▸ **WHAT YOU SHOULD DO**: Find and return each line containing "Среднегодовая".

▸ **MATERIAL SUPPLIED**:
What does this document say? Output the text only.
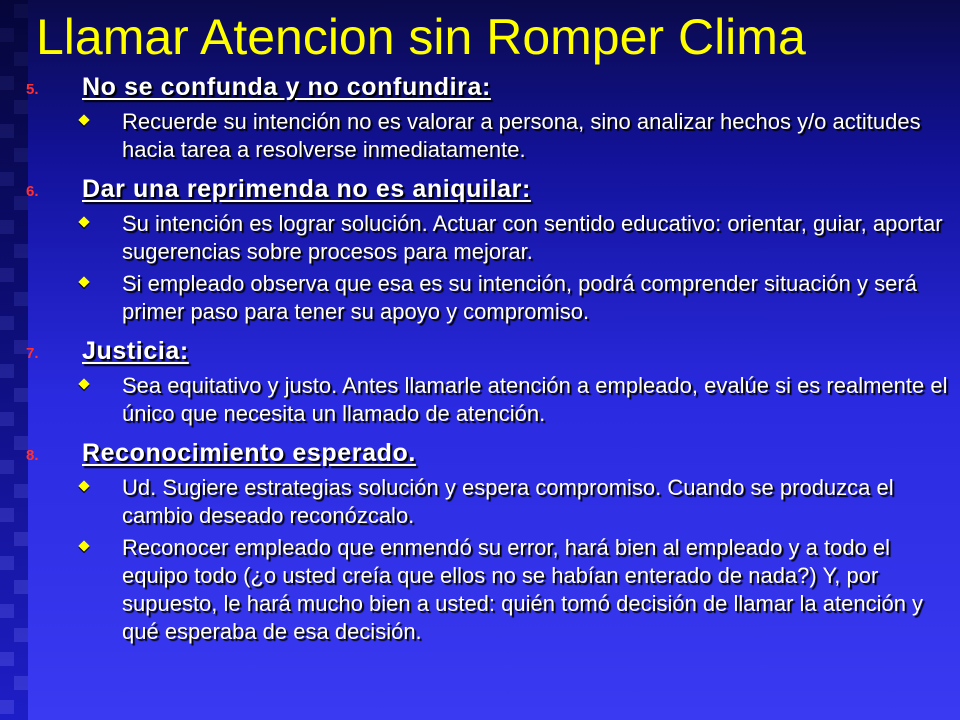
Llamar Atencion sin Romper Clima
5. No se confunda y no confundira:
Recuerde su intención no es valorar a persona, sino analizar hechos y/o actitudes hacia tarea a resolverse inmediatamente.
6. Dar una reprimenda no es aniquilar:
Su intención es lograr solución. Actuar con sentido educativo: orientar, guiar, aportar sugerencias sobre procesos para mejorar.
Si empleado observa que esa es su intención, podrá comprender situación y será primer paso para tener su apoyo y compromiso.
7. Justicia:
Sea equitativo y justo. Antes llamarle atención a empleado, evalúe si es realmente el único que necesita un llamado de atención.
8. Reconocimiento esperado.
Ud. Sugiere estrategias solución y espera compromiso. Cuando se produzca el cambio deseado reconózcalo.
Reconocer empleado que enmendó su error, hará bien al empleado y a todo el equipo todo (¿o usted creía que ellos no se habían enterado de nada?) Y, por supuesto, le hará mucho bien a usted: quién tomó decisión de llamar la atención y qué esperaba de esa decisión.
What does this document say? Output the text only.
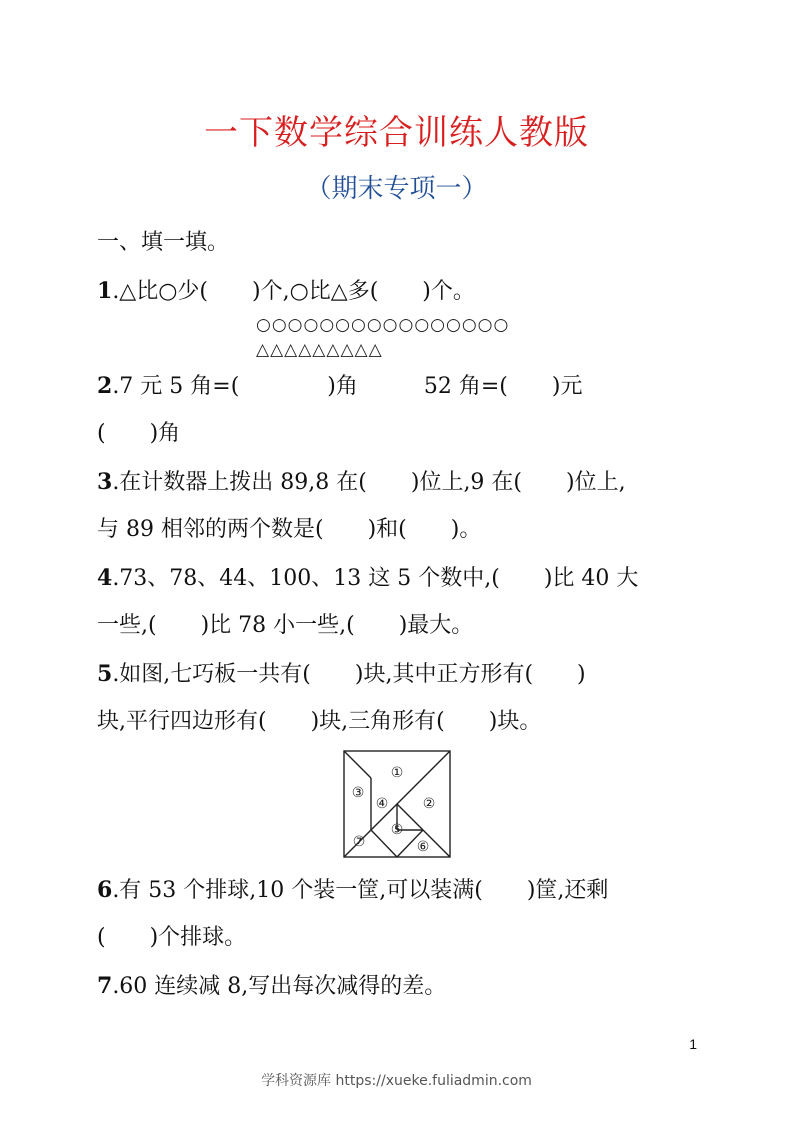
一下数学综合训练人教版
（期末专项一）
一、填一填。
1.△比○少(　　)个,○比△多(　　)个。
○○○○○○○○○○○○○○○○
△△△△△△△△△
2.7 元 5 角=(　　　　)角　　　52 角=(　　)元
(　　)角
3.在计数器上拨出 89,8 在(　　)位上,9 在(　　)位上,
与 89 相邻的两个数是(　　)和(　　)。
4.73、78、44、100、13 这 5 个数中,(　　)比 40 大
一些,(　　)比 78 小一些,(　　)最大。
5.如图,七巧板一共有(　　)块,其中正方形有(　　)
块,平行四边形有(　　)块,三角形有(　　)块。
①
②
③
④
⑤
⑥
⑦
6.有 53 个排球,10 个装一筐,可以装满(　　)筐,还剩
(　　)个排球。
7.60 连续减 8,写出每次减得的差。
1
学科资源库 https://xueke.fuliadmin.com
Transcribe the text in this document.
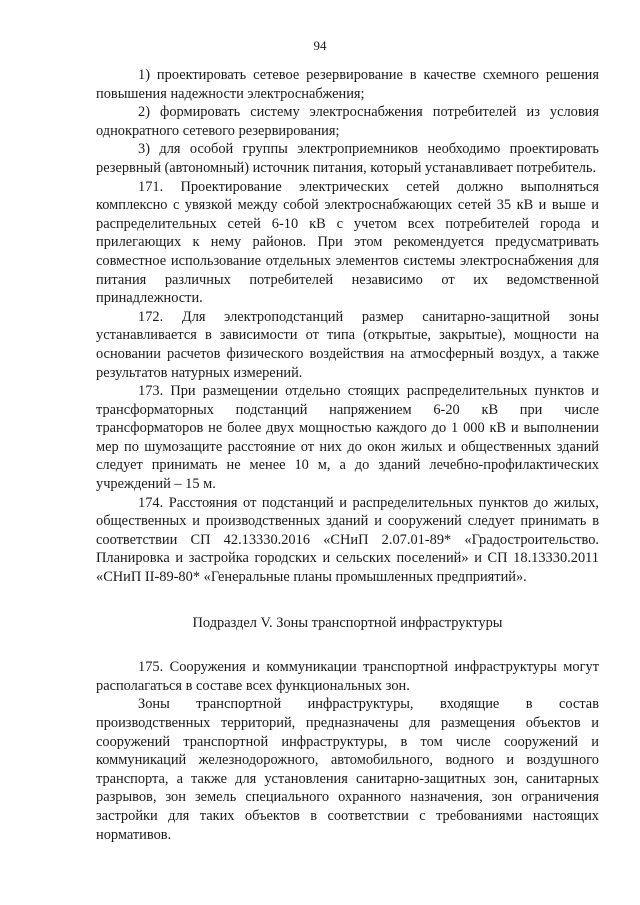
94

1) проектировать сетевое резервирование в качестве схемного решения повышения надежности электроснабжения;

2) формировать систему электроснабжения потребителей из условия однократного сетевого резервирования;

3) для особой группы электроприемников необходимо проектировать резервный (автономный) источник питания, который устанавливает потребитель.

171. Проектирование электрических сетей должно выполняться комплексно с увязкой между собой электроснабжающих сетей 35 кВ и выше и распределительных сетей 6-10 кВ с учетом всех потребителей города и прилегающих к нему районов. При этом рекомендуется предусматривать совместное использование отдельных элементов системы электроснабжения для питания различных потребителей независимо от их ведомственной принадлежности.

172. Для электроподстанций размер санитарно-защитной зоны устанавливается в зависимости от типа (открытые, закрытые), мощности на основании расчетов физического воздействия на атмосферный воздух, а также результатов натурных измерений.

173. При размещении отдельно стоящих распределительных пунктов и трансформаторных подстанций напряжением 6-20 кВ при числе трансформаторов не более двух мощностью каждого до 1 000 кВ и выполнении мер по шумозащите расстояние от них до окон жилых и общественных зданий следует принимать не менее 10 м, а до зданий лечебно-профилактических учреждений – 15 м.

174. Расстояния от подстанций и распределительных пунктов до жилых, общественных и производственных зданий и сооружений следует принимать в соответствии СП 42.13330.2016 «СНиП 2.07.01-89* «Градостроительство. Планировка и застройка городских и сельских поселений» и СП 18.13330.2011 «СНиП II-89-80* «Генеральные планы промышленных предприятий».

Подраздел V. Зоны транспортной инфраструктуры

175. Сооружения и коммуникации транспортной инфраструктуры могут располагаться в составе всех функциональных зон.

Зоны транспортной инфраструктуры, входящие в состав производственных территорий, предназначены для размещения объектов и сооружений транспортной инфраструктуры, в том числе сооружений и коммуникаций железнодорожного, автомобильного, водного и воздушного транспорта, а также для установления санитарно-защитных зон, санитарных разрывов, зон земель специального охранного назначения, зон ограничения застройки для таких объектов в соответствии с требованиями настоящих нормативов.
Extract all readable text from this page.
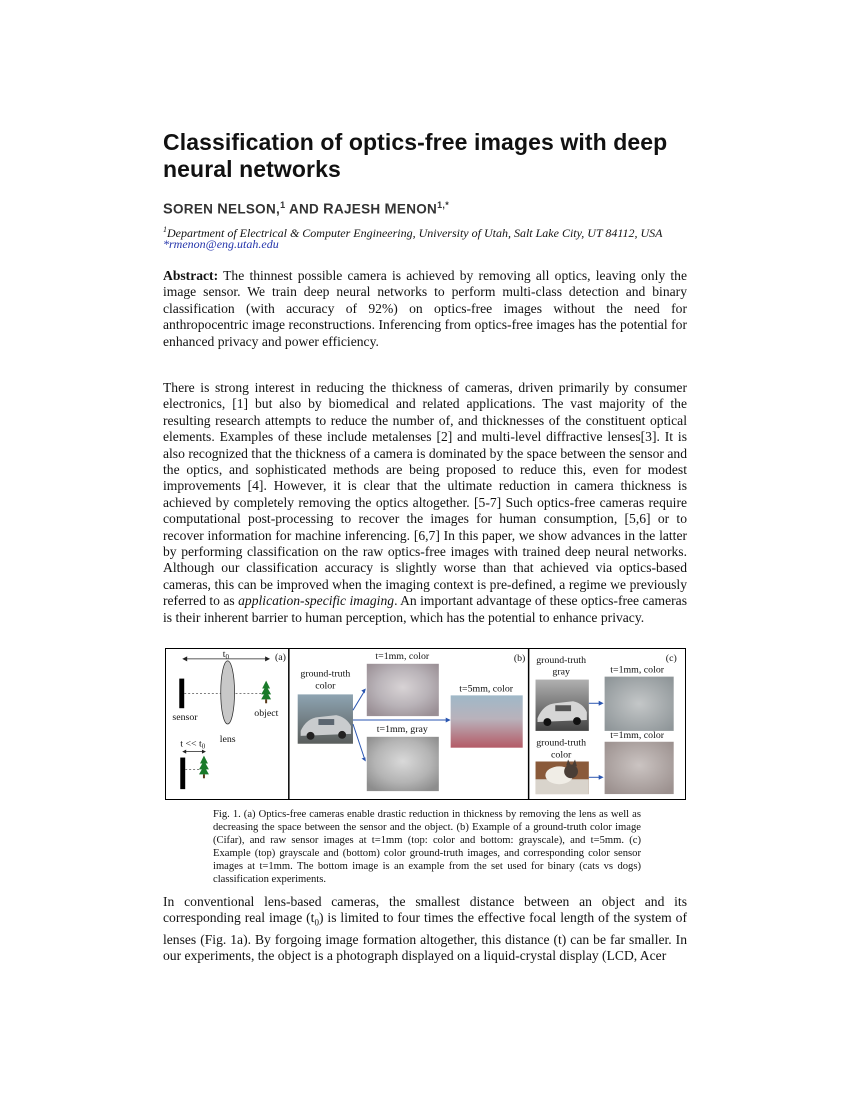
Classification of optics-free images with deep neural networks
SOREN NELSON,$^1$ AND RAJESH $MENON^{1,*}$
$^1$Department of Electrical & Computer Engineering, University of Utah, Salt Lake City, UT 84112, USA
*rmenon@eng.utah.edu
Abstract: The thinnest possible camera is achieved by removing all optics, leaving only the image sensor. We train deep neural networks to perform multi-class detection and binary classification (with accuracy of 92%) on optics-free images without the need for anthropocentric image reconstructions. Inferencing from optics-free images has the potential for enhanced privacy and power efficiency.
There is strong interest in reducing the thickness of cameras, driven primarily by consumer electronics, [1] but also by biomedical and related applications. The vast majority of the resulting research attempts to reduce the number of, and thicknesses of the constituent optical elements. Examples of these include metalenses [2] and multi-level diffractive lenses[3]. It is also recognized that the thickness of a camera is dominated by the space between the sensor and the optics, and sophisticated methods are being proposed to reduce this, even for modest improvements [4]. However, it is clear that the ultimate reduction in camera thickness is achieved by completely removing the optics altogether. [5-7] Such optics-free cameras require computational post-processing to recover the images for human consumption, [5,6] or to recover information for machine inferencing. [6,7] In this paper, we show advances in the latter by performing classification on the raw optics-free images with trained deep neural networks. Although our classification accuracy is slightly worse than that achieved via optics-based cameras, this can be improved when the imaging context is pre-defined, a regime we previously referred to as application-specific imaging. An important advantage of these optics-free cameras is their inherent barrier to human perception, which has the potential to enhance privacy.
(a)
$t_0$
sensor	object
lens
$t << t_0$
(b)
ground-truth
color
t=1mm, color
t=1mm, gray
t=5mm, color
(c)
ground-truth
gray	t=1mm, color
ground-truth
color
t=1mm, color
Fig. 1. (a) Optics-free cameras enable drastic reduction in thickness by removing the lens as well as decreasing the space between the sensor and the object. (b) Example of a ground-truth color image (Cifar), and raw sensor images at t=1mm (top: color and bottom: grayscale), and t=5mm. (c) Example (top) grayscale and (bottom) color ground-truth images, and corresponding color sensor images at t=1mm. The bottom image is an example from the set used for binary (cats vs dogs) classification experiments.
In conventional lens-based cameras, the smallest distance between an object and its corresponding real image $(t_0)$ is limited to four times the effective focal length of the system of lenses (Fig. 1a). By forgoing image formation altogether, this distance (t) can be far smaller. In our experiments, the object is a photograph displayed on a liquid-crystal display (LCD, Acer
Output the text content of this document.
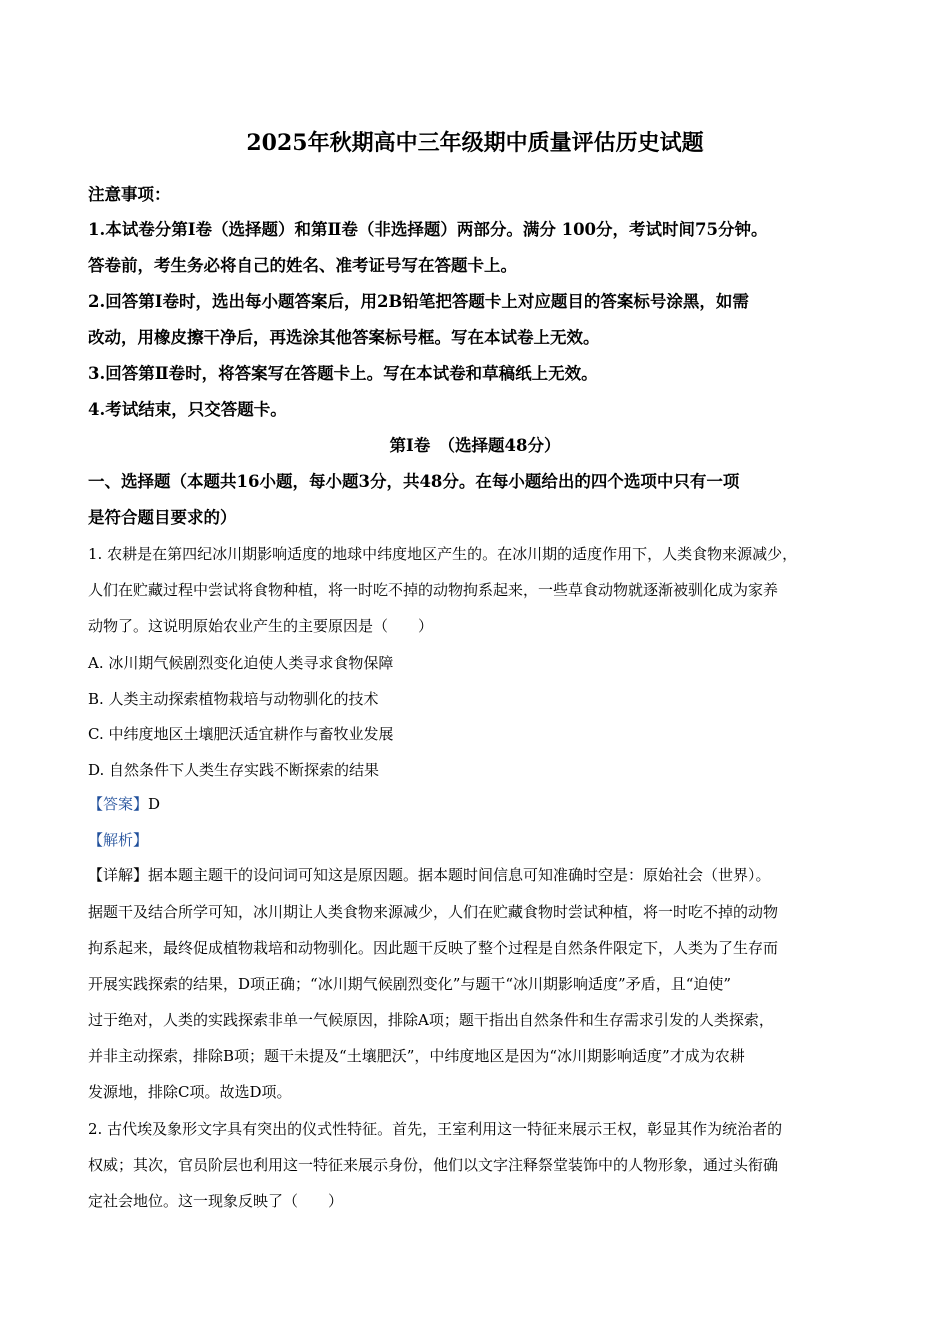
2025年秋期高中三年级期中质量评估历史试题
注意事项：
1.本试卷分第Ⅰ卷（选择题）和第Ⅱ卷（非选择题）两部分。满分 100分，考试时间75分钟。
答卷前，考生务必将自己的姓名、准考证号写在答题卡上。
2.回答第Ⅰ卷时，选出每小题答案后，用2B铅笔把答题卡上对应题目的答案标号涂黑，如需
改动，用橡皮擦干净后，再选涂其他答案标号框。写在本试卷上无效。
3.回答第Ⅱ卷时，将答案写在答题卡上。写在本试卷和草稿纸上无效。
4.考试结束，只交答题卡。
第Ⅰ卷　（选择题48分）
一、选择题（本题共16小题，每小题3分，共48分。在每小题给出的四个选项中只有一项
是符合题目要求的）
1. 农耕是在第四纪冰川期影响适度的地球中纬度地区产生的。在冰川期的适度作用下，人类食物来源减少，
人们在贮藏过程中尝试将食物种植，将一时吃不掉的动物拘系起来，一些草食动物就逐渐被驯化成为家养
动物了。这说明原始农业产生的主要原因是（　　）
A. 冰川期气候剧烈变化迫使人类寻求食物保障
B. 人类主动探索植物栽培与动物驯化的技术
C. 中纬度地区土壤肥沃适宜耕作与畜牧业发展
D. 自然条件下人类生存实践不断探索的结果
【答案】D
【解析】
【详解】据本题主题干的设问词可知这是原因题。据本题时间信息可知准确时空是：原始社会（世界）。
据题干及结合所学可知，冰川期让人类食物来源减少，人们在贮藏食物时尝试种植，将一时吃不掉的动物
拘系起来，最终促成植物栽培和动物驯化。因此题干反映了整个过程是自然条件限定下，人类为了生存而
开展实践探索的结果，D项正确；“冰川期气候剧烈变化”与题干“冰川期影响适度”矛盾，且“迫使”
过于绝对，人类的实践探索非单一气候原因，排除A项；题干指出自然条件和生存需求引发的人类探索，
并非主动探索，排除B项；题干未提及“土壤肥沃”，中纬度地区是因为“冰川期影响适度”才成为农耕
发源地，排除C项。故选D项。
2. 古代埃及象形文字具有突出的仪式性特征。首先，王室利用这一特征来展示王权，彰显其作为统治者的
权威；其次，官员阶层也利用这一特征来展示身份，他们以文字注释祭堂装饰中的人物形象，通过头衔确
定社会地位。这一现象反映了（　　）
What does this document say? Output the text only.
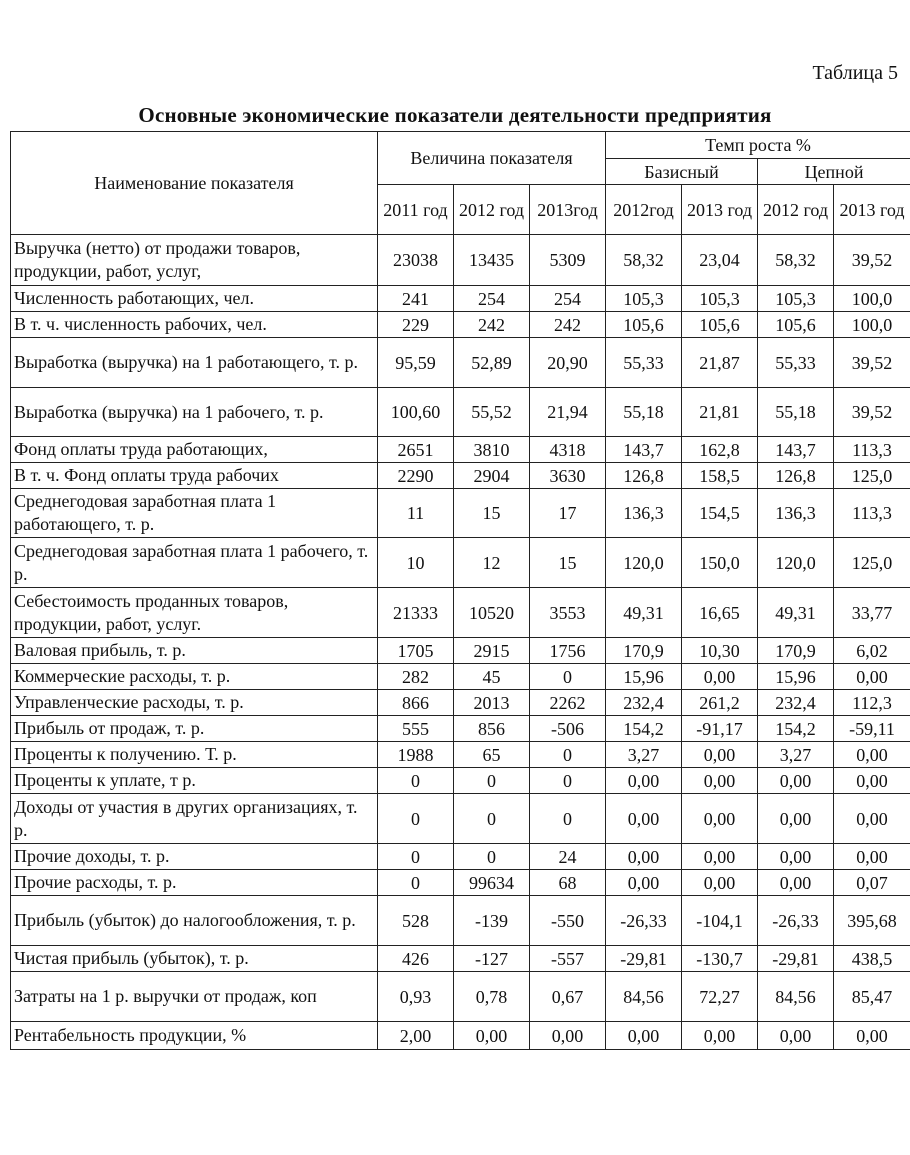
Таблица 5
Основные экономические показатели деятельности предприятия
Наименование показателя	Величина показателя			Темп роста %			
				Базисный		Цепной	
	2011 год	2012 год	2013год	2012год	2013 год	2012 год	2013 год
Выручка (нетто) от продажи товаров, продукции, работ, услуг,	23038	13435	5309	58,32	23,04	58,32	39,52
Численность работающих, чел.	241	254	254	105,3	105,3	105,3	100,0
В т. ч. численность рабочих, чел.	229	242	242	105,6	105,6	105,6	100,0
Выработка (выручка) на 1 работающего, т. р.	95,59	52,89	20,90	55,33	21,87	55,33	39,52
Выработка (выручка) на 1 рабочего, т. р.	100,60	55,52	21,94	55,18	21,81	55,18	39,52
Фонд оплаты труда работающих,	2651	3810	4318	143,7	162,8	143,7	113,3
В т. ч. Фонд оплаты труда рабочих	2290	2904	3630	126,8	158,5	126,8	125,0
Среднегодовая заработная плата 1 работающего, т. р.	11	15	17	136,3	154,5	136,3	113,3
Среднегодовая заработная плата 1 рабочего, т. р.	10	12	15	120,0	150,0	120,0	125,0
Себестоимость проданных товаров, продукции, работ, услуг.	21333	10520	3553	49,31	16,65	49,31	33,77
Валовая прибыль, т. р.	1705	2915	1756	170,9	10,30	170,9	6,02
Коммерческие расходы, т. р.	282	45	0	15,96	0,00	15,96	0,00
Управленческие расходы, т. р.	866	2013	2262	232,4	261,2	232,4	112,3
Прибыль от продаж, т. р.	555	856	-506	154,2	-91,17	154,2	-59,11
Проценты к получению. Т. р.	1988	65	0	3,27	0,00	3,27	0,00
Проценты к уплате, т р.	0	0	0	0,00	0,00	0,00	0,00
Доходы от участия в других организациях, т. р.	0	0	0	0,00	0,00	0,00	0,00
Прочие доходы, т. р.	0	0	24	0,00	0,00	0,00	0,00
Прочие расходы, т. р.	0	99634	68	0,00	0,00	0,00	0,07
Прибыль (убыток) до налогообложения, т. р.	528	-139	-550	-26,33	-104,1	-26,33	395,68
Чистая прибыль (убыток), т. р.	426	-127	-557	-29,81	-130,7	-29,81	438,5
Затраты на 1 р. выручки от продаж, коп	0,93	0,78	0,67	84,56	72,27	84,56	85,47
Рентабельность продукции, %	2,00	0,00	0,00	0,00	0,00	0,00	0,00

▸ **RESULT**:
Среднегодовая заработная плата 1 работающего, т. р.	11	15	17	136,3	154,5	136,3	113,3
Среднегодовая заработная плата 1 рабочего, т. р.	10	12	15	120,0	150,0	120,0	125,0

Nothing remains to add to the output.